:: TEXTE FOURNI

Dès 1906, Paul Laurent, précurseur dans le sud de la Champagne, se lance dans la production de choux à choucroute aux abords de sa ferme, à Blignicourt, sur des terres riches en alluvion. Son fils André va faire prendre à ce métier, en 1945, une dimension d’entreprise avec la construction d’une choucrouterie. Et c’est le petit-fils Michel, actuel président du Conseil de surveillance, qui, en 1960, intègre une conserverie. Il sélectionne rigoureusement les semences, cultive et transforme sa propre récolte et crée une gamme de choucroutes légume prêtes à consommer, dans une usine à la pointe de la technologie, avec un produit phare « la Choucroute au Champagne », fort prisée des consommateurs. Devenus leader sur le marché français de la choucroute, ils se spécialisent également dans une palette de légumes cuisinés. Les gourmets se régalent aussi avec une choucroute de la mer (en principe, 3 poissons : saumon, cabillaud, haddock fumé, avec une sauce au beurre citronné).

 

Début septembre se déroule chaque année une très populaire et sympathique fête de la choucroute à Brienne-le-Château. Durant ces deux journées, les commerçants locaux et de nombreux exposants investissent toute la ville, et bien sûr, dans tous les restaurants briennois et sous la halle, chacun pourra déguster la célèbre choucroute au champagne.

 

 Une anecdote pour rappeler que depuis longtemps les gastronomes apprécient le rôle intéressant du vin de Champagne dans la choucroute : Bismarck n’a-t-il pas, le 8 décembre 1870, annoté de sa main un menu comportant du faisan en choucroute « faisan avec de la choucroute, laquelle est cuite dans le champagne ».

::::

# CONSIGNE
Modifiez le passage du texte sur la choucroute qui s'ouvre sur les mots « Début septembre se » et se clôt sur « choucroute au champagne. » : remplacez-y « deux journées » par « trois journées ».

:: DONNÉES BRUTES

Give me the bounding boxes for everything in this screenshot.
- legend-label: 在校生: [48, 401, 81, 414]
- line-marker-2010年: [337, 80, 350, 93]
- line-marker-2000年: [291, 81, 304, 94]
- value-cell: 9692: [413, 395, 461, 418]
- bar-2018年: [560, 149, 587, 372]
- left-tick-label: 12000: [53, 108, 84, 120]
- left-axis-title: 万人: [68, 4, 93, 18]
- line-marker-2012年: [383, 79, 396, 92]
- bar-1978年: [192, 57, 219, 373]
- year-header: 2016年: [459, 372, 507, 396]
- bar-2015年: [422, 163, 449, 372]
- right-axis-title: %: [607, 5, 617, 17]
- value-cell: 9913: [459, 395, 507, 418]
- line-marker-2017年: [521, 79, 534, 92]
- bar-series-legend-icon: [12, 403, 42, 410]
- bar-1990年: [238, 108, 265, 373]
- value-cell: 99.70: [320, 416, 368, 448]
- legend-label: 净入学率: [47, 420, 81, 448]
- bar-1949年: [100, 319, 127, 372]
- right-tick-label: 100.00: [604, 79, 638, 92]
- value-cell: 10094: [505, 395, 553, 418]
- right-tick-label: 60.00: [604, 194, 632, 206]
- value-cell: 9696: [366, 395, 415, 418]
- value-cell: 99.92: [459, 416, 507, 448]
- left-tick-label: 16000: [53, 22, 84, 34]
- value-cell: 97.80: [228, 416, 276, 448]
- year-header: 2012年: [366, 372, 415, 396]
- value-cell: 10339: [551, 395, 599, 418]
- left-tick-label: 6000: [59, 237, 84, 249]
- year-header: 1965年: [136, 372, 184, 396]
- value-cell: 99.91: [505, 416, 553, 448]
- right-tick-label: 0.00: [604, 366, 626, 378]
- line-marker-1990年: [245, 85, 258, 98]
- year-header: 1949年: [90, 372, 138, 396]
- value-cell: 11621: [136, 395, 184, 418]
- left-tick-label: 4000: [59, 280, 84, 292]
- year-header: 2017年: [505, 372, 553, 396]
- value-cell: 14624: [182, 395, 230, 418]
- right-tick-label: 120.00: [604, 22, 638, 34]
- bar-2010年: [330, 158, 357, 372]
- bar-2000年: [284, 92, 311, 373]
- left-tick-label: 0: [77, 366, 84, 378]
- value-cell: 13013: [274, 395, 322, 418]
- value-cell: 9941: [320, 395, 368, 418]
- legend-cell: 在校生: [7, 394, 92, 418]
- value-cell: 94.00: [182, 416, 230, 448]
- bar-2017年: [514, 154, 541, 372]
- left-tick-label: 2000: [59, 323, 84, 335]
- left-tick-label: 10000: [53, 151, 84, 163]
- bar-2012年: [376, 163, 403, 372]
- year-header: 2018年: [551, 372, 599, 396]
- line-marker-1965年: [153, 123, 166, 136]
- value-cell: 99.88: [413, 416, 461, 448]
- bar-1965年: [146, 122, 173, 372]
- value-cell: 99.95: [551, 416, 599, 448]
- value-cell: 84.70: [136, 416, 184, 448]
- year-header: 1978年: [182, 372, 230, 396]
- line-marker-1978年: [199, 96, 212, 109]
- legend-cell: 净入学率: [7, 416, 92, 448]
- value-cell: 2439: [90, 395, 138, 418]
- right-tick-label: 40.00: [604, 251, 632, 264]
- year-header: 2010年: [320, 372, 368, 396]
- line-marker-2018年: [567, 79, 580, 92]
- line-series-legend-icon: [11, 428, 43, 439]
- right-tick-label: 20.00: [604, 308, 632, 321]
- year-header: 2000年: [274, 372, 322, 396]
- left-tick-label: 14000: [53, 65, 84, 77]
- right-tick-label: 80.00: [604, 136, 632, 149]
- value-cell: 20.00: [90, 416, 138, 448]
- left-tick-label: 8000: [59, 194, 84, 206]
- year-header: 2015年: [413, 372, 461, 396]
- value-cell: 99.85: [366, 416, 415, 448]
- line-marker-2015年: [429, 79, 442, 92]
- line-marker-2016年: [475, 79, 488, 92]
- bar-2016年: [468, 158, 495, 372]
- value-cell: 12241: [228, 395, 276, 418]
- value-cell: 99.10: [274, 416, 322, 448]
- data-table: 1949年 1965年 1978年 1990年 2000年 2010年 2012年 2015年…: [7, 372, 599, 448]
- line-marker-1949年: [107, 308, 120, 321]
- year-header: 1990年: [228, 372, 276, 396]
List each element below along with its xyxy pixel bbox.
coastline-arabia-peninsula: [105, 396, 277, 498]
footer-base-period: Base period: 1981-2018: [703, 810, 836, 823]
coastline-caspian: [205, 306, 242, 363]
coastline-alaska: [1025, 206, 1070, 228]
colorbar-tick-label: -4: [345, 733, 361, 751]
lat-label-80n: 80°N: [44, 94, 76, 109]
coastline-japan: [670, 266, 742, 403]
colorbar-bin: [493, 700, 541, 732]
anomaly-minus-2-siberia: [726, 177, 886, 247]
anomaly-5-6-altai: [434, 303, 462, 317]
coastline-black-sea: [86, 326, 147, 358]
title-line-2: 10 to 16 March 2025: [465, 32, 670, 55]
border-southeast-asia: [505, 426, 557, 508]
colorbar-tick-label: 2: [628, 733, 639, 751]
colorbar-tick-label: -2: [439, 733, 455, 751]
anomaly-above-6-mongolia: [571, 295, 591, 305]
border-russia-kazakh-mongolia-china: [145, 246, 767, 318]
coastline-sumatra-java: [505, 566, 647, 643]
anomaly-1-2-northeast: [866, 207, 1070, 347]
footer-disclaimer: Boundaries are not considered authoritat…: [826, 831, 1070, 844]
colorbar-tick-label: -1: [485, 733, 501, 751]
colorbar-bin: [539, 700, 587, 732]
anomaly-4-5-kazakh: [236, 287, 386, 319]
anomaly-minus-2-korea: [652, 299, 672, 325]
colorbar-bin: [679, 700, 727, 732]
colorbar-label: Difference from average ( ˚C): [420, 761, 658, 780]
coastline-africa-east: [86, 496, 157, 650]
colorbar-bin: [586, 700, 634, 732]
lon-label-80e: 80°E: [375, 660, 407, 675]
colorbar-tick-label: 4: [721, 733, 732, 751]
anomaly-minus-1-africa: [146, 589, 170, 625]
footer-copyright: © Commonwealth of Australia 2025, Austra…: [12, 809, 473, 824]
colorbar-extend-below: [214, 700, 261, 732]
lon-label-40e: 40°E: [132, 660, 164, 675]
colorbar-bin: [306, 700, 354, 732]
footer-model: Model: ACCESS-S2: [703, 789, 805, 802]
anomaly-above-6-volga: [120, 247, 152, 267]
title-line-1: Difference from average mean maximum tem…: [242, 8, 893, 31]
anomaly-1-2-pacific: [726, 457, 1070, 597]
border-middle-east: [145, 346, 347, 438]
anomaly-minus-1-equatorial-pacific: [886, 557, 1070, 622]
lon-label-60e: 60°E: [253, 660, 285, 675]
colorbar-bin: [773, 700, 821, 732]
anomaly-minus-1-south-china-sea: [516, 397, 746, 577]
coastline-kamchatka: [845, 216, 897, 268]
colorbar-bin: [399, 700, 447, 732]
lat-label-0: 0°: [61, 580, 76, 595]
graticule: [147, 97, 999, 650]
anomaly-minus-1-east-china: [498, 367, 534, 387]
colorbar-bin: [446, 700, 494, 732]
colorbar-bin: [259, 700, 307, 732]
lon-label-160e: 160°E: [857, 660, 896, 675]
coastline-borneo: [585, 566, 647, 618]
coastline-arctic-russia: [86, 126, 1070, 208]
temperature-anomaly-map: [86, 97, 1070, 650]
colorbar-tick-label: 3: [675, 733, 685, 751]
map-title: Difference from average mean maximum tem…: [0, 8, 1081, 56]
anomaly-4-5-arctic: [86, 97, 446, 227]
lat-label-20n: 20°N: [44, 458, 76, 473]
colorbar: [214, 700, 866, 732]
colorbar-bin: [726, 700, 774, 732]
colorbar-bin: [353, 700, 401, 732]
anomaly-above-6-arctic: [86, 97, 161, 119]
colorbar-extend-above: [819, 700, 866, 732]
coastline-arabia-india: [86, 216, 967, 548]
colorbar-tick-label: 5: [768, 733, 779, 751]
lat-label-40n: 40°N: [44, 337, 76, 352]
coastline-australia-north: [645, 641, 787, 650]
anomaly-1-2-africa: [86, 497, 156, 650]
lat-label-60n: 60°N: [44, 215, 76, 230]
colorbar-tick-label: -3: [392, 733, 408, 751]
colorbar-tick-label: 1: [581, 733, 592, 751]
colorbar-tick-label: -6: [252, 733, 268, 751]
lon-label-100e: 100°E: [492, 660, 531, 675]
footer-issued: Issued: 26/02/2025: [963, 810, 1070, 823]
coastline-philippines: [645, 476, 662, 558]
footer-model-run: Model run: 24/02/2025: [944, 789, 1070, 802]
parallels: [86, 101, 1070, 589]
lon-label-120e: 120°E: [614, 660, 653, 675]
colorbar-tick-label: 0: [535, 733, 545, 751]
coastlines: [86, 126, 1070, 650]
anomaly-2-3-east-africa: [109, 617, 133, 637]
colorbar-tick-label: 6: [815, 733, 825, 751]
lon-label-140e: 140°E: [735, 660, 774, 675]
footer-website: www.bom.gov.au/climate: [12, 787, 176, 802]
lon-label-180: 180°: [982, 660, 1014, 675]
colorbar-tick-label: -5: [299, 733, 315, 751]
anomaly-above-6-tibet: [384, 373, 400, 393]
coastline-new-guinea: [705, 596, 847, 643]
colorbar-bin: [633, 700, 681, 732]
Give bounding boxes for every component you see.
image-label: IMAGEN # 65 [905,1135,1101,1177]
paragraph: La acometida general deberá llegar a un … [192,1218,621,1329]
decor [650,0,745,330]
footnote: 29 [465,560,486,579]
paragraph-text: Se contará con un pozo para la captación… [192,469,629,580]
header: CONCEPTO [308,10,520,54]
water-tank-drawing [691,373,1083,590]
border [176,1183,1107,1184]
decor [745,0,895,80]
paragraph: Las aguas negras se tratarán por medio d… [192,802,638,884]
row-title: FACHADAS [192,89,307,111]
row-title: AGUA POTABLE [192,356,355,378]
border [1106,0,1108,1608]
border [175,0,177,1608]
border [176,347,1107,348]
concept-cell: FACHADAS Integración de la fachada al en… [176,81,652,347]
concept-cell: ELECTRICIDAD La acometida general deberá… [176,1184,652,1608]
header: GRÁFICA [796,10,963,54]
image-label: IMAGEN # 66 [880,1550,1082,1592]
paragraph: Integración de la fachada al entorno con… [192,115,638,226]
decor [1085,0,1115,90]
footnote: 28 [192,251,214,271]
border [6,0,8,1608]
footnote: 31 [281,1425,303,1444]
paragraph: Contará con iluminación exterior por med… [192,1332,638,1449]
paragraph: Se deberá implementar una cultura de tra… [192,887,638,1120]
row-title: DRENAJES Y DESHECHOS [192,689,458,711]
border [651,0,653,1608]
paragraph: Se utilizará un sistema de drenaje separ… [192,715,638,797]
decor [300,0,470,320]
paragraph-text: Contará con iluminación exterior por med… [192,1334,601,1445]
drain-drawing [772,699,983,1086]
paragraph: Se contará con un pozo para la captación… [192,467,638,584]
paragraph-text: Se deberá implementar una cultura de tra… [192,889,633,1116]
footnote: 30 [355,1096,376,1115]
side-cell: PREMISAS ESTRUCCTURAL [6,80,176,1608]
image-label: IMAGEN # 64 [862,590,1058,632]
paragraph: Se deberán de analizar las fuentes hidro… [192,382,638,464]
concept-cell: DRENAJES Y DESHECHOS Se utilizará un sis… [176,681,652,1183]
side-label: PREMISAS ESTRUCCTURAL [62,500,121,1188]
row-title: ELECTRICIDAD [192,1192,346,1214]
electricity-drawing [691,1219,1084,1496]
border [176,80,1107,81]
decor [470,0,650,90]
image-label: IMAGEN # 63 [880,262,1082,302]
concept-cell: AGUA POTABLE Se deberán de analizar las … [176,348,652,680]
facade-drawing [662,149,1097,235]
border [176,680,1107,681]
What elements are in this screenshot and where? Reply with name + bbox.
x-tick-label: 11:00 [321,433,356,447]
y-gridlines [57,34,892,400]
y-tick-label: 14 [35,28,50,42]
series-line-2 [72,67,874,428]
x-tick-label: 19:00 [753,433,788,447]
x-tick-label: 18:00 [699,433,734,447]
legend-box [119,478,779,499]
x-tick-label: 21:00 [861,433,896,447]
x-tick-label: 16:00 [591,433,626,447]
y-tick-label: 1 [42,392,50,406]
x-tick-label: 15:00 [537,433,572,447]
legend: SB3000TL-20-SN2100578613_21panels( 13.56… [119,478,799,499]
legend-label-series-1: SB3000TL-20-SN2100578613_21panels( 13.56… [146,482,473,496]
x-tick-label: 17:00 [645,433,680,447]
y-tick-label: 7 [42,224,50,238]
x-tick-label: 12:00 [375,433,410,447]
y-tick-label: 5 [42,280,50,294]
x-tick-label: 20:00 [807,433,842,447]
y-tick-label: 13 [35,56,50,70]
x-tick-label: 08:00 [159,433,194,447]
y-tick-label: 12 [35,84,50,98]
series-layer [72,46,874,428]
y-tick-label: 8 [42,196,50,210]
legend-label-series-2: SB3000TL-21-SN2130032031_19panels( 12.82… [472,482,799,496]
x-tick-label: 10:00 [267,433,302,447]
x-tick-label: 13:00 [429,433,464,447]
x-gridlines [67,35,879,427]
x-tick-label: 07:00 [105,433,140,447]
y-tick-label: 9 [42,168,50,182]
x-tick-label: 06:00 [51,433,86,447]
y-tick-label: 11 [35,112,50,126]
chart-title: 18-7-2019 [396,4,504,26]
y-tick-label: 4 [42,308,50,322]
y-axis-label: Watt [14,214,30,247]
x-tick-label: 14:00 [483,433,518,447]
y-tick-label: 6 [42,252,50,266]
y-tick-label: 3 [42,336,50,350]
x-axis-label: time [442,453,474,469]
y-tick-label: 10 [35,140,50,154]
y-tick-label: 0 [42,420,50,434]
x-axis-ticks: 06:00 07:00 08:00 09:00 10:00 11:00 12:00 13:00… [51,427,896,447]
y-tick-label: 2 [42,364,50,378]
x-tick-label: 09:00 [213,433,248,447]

::::

# PRODUCTION ATTENDUE
Début septembre se déroule chaque année une très populaire et sympathique fête de la choucroute à Brienne-le-Château. Durant ces trois journées, les commerçants locaux et de nombreux exposants investissent toute la ville, et bien sûr, dans tous les restaurants briennois et sous la halle, chacun pourra déguster la célèbre choucroute au champagne.